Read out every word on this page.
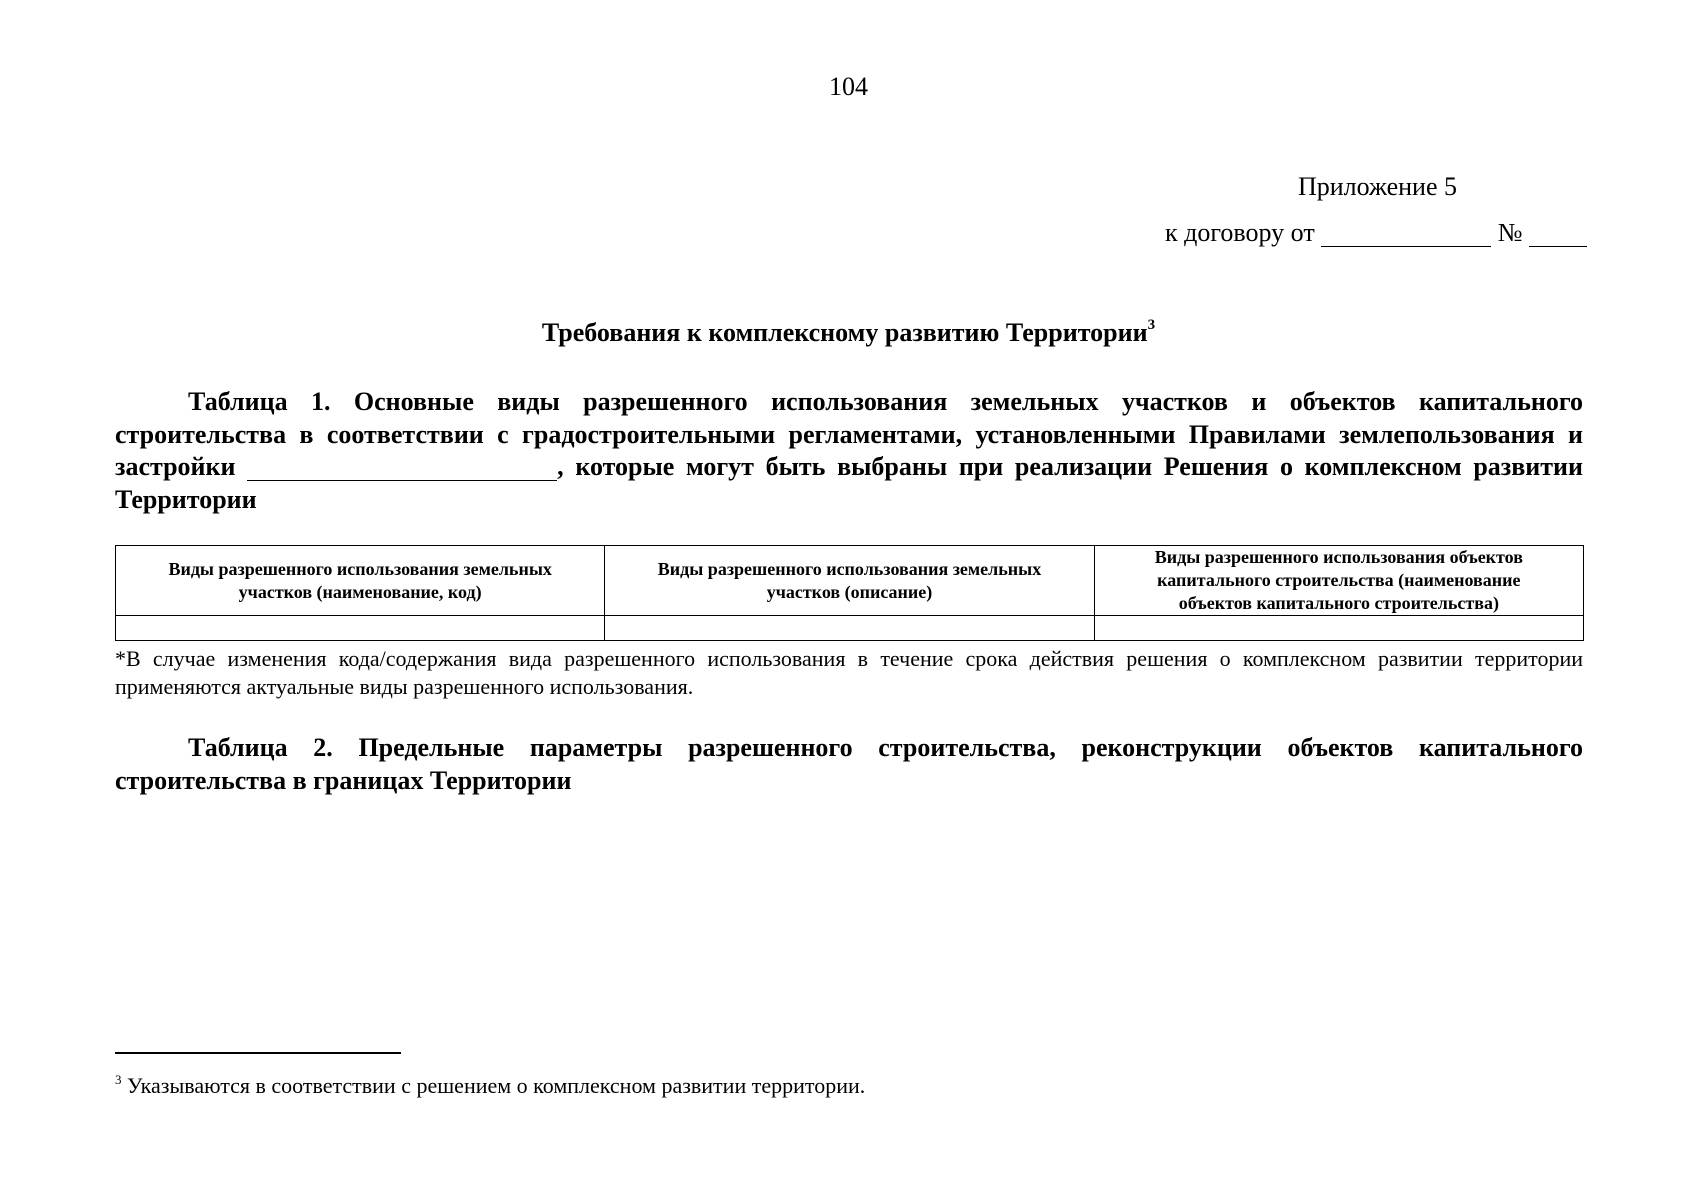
104
Приложение 5
к договору от	№
Требования к комплексному развитию Территории$^3$
Таблица 1. Основные виды разрешенного использования земельных участков и объектов капитального строительства в соответствии с градостроительными регламентами, установленными Правилами землепользования и застройки	, которые могут быть выбраны при реализации Решения о комплексном развитии Территории
Виды разрешенного использования земельных участков (наименование, код)	Виды разрешенного использования земельных участков (описание)	Виды разрешенного использования объектов капитального строительства (наименование объектов капитального строительства)

*В случае изменения кода/содержания вида разрешенного использования в течение срока действия решения о комплексном развитии территории применяются актуальные виды разрешенного использования.
Таблица 2. Предельные параметры разрешенного строительства, реконструкции объектов капитального строительства в границах Территории
$^3$ Указываются в соответствии с решением о комплексном развитии территории.
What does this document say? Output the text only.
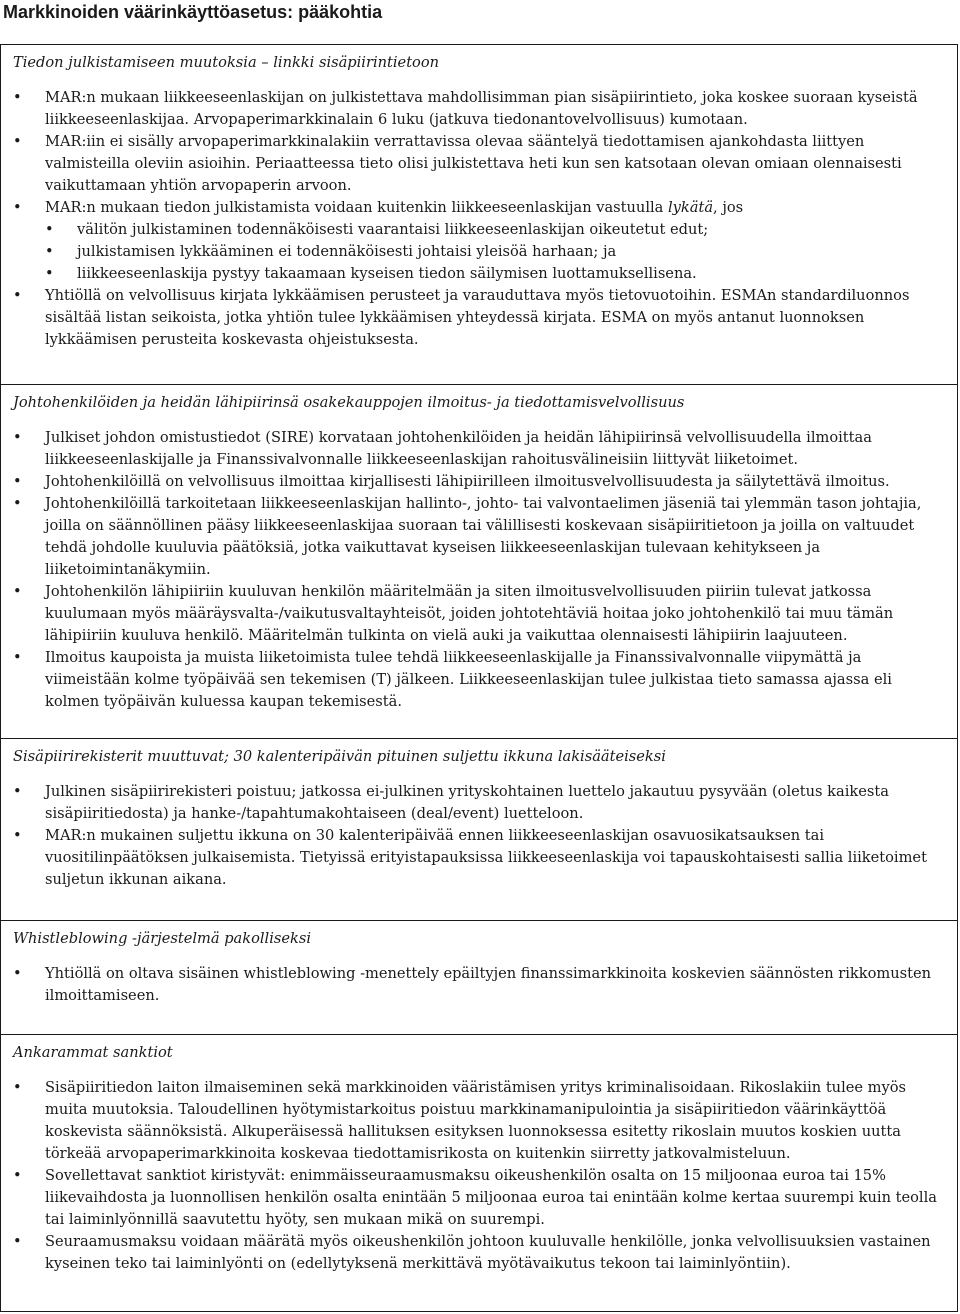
Markkinoiden väärinkäyttöasetus: pääkohtia
Tiedon julkistamiseen muutoksia – linkki sisäpiirintietoon
• MAR:n mukaan liikkeeseenlaskijan on julkistettava mahdollisimman pian sisäpiirintieto, joka koskee suoraan kyseistä liikkeeseenlaskijaa. Arvopaperimarkkinalain 6 luku (jatkuva tiedonantovelvollisuus) kumotaan.
• MAR:iin ei sisälly arvopaperimarkkinalakiin verrattavissa olevaa sääntelyä tiedottamisen ajankohdasta liittyen valmisteilla oleviin asioihin. Periaatteessa tieto olisi julkistettava heti kun sen katsotaan olevan omiaan olennaisesti vaikuttamaan yhtiön arvopaperin arvoon.
• MAR:n mukaan tiedon julkistamista voidaan kuitenkin liikkeeseenlaskijan vastuulla lykätä, jos
• välitön julkistaminen todennäköisesti vaarantaisi liikkeeseenlaskijan oikeutetut edut;
• julkistamisen lykkääminen ei todennäköisesti johtaisi yleisöä harhaan; ja
• liikkeeseenlaskija pystyy takaamaan kyseisen tiedon säilymisen luottamuksellisena.
• Yhtiöllä on velvollisuus kirjata lykkäämisen perusteet ja varauduttava myös tietovuotoihin. ESMAn standardiluonnos sisältää listan seikoista, jotka yhtiön tulee lykkäämisen yhteydessä kirjata. ESMA on myös antanut luonnoksen lykkäämisen perusteita koskevasta ohjeistuksesta.
Johtohenkilöiden ja heidän lähipiirinsä osakekauppojen ilmoitus- ja tiedottamisvelvollisuus
• Julkiset johdon omistustiedot (SIRE) korvataan johtohenkilöiden ja heidän lähipiirinsä velvollisuudella ilmoittaa liikkeeseenlaskijalle ja Finanssivalvonnalle liikkeeseenlaskijan rahoitusvälineisiin liittyvät liiketoimet.
• Johtohenkilöillä on velvollisuus ilmoittaa kirjallisesti lähipiirilleen ilmoitusvelvollisuudesta ja säilytettävä ilmoitus.
• Johtohenkilöillä tarkoitetaan liikkeeseenlaskijan hallinto-, johto- tai valvontaelimen jäseniä tai ylemmän tason johtajia, joilla on säännöllinen pääsy liikkeeseenlaskijaa suoraan tai välillisesti koskevaan sisäpiiritietoon ja joilla on valtuudet tehdä johdolle kuuluvia päätöksiä, jotka vaikuttavat kyseisen liikkeeseenlaskijan tulevaan kehitykseen ja liiketoimintanäkymiin.
• Johtohenkilön lähipiiriin kuuluvan henkilön määritelmään ja siten ilmoitusvelvollisuuden piiriin tulevat jatkossa kuulumaan myös määräysvalta-/vaikutusvaltayhteisöt, joiden johtotehtäviä hoitaa joko johtohenkilö tai muu tämän lähipiiriin kuuluva henkilö. Määritelmän tulkinta on vielä auki ja vaikuttaa olennaisesti lähipiirin laajuuteen.
• Ilmoitus kaupoista ja muista liiketoimista tulee tehdä liikkeeseenlaskijalle ja Finanssivalvonnalle viipymättä ja viimeistään kolme työpäivää sen tekemisen (T) jälkeen. Liikkeeseenlaskijan tulee julkistaa tieto samassa ajassa eli kolmen työpäivän kuluessa kaupan tekemisestä.
Sisäpiirirekisterit muuttuvat; 30 kalenteripäivän pituinen suljettu ikkuna lakisääteiseksi
• Julkinen sisäpiirirekisteri poistuu; jatkossa ei-julkinen yrityskohtainen luettelo jakautuu pysyvään (oletus kaikesta sisäpiiritiedosta) ja hanke-/tapahtumakohtaiseen (deal/event) luetteloon.
• MAR:n mukainen suljettu ikkuna on 30 kalenteripäivää ennen liikkeeseenlaskijan osavuosikatsauksen tai vuositilinpäätöksen julkaisemista. Tietyissä erityistapauksissa liikkeeseenlaskija voi tapauskohtaisesti sallia liiketoimet suljetun ikkunan aikana.
Whistleblowing -järjestelmä pakolliseksi
• Yhtiöllä on oltava sisäinen whistleblowing -menettely epäiltyjen finanssimarkkinoita koskevien säännösten rikkomusten ilmoittamiseen.
Ankarammat sanktiot
• Sisäpiiritiedon laiton ilmaiseminen sekä markkinoiden vääristämisen yritys kriminalisoidaan. Rikoslakiin tulee myös muita muutoksia. Taloudellinen hyötymistarkoitus poistuu markkinamanipulointia ja sisäpiiritiedon väärinkäyttöä koskevista säännöksistä. Alkuperäisessä hallituksen esityksen luonnoksessa esitetty rikoslain muutos koskien uutta törkeää arvopaperimarkkinoita koskevaa tiedottamisrikosta on kuitenkin siirretty jatkovalmisteluun.
• Sovellettavat sanktiot kiristyvät: enimmäisseuraamusmaksu oikeushenkilön osalta on 15 miljoonaa euroa tai 15% liikevaihdosta ja luonnollisen henkilön osalta enintään 5 miljoonaa euroa tai enintään kolme kertaa suurempi kuin teolla tai laiminlyönnillä saavutettu hyöty, sen mukaan mikä on suurempi.
• Seuraamusmaksu voidaan määrätä myös oikeushenkilön johtoon kuuluvalle henkilölle, jonka velvollisuuksien vastainen kyseinen teko tai laiminlyönti on (edellytyksenä merkittävä myötävaikutus tekoon tai laiminlyöntiin).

» Set exercise:
The records above are to be reproduced exactly; the pictures are to be left out.

» Solution for this task:
Read out every word on this page.
104
Приложение 5
к договору от	№
Требования к комплексному развитию Территории$^3$
Таблица 1. Основные виды разрешенного использования земельных участков и объектов капитального строительства в соответствии с градостроительными регламентами, установленными Правилами землепользования и застройки	, которые могут быть выбраны при реализации Решения о комплексном развитии Территории
Виды разрешенного использования земельных участков (наименование, код)	Виды разрешенного использования земельных участков (описание)	Виды разрешенного использования объектов капитального строительства (наименование объектов капитального строительства)

*В случае изменения кода/содержания вида разрешенного использования в течение срока действия решения о комплексном развитии территории применяются актуальные виды разрешенного использования.
Таблица 2. Предельные параметры разрешенного строительства, реконструкции объектов капитального строительства в границах Территории
$^3$ Указываются в соответствии с решением о комплексном развитии территории.
What does this document say? Output the text only.
Markkinoiden väärinkäyttöasetus: pääkohtia
Tiedon julkistamiseen muutoksia – linkki sisäpiirintietoon
• MAR:n mukaan liikkeeseenlaskijan on julkistettava mahdollisimman pian sisäpiirintieto, joka koskee suoraan kyseistä liikkeeseenlaskijaa. Arvopaperimarkkinalain 6 luku (jatkuva tiedonantovelvollisuus) kumotaan.
• MAR:iin ei sisälly arvopaperimarkkinalakiin verrattavissa olevaa sääntelyä tiedottamisen ajankohdasta liittyen valmisteilla oleviin asioihin. Periaatteessa tieto olisi julkistettava heti kun sen katsotaan olevan omiaan olennaisesti vaikuttamaan yhtiön arvopaperin arvoon.
• MAR:n mukaan tiedon julkistamista voidaan kuitenkin liikkeeseenlaskijan vastuulla lykätä, jos
• välitön julkistaminen todennäköisesti vaarantaisi liikkeeseenlaskijan oikeutetut edut;
• julkistamisen lykkääminen ei todennäköisesti johtaisi yleisöä harhaan; ja
• liikkeeseenlaskija pystyy takaamaan kyseisen tiedon säilymisen luottamuksellisena.
• Yhtiöllä on velvollisuus kirjata lykkäämisen perusteet ja varauduttava myös tietovuotoihin. ESMAn standardiluonnos sisältää listan seikoista, jotka yhtiön tulee lykkäämisen yhteydessä kirjata. ESMA on myös antanut luonnoksen lykkäämisen perusteita koskevasta ohjeistuksesta.
Johtohenkilöiden ja heidän lähipiirinsä osakekauppojen ilmoitus- ja tiedottamisvelvollisuus
• Julkiset johdon omistustiedot (SIRE) korvataan johtohenkilöiden ja heidän lähipiirinsä velvollisuudella ilmoittaa liikkeeseenlaskijalle ja Finanssivalvonnalle liikkeeseenlaskijan rahoitusvälineisiin liittyvät liiketoimet.
• Johtohenkilöillä on velvollisuus ilmoittaa kirjallisesti lähipiirilleen ilmoitusvelvollisuudesta ja säilytettävä ilmoitus.
• Johtohenkilöillä tarkoitetaan liikkeeseenlaskijan hallinto-, johto- tai valvontaelimen jäseniä tai ylemmän tason johtajia, joilla on säännöllinen pääsy liikkeeseenlaskijaa suoraan tai välillisesti koskevaan sisäpiiritietoon ja joilla on valtuudet tehdä johdolle kuuluvia päätöksiä, jotka vaikuttavat kyseisen liikkeeseenlaskijan tulevaan kehitykseen ja liiketoimintanäkymiin.
• Johtohenkilön lähipiiriin kuuluvan henkilön määritelmään ja siten ilmoitusvelvollisuuden piiriin tulevat jatkossa kuulumaan myös määräysvalta-/vaikutusvaltayhteisöt, joiden johtotehtäviä hoitaa joko johtohenkilö tai muu tämän lähipiiriin kuuluva henkilö. Määritelmän tulkinta on vielä auki ja vaikuttaa olennaisesti lähipiirin laajuuteen.
• Ilmoitus kaupoista ja muista liiketoimista tulee tehdä liikkeeseenlaskijalle ja Finanssivalvonnalle viipymättä ja viimeistään kolme työpäivää sen tekemisen (T) jälkeen. Liikkeeseenlaskijan tulee julkistaa tieto samassa ajassa eli kolmen työpäivän kuluessa kaupan tekemisestä.
Sisäpiirirekisterit muuttuvat; 30 kalenteripäivän pituinen suljettu ikkuna lakisääteiseksi
• Julkinen sisäpiirirekisteri poistuu; jatkossa ei-julkinen yrityskohtainen luettelo jakautuu pysyvään (oletus kaikesta sisäpiiritiedosta) ja hanke-/tapahtumakohtaiseen (deal/event) luetteloon.
• MAR:n mukainen suljettu ikkuna on 30 kalenteripäivää ennen liikkeeseenlaskijan osavuosikatsauksen tai vuositilinpäätöksen julkaisemista. Tietyissä erityistapauksissa liikkeeseenlaskija voi tapauskohtaisesti sallia liiketoimet suljetun ikkunan aikana.
Whistleblowing -järjestelmä pakolliseksi
• Yhtiöllä on oltava sisäinen whistleblowing -menettely epäiltyjen finanssimarkkinoita koskevien säännösten rikkomusten ilmoittamiseen.
Ankarammat sanktiot
• Sisäpiiritiedon laiton ilmaiseminen sekä markkinoiden vääristämisen yritys kriminalisoidaan. Rikoslakiin tulee myös muita muutoksia. Taloudellinen hyötymistarkoitus poistuu markkinamanipulointia ja sisäpiiritiedon väärinkäyttöä koskevista säännöksistä. Alkuperäisessä hallituksen esityksen luonnoksessa esitetty rikoslain muutos koskien uutta törkeää arvopaperimarkkinoita koskevaa tiedottamisrikosta on kuitenkin siirretty jatkovalmisteluun.
• Sovellettavat sanktiot kiristyvät: enimmäisseuraamusmaksu oikeushenkilön osalta on 15 miljoonaa euroa tai 15% liikevaihdosta ja luonnollisen henkilön osalta enintään 5 miljoonaa euroa tai enintään kolme kertaa suurempi kuin teolla tai laiminlyönnillä saavutettu hyöty, sen mukaan mikä on suurempi.
• Seuraamusmaksu voidaan määrätä myös oikeushenkilön johtoon kuuluvalle henkilölle, jonka velvollisuuksien vastainen kyseinen teko tai laiminlyönti on (edellytyksenä merkittävä myötävaikutus tekoon tai laiminlyöntiin).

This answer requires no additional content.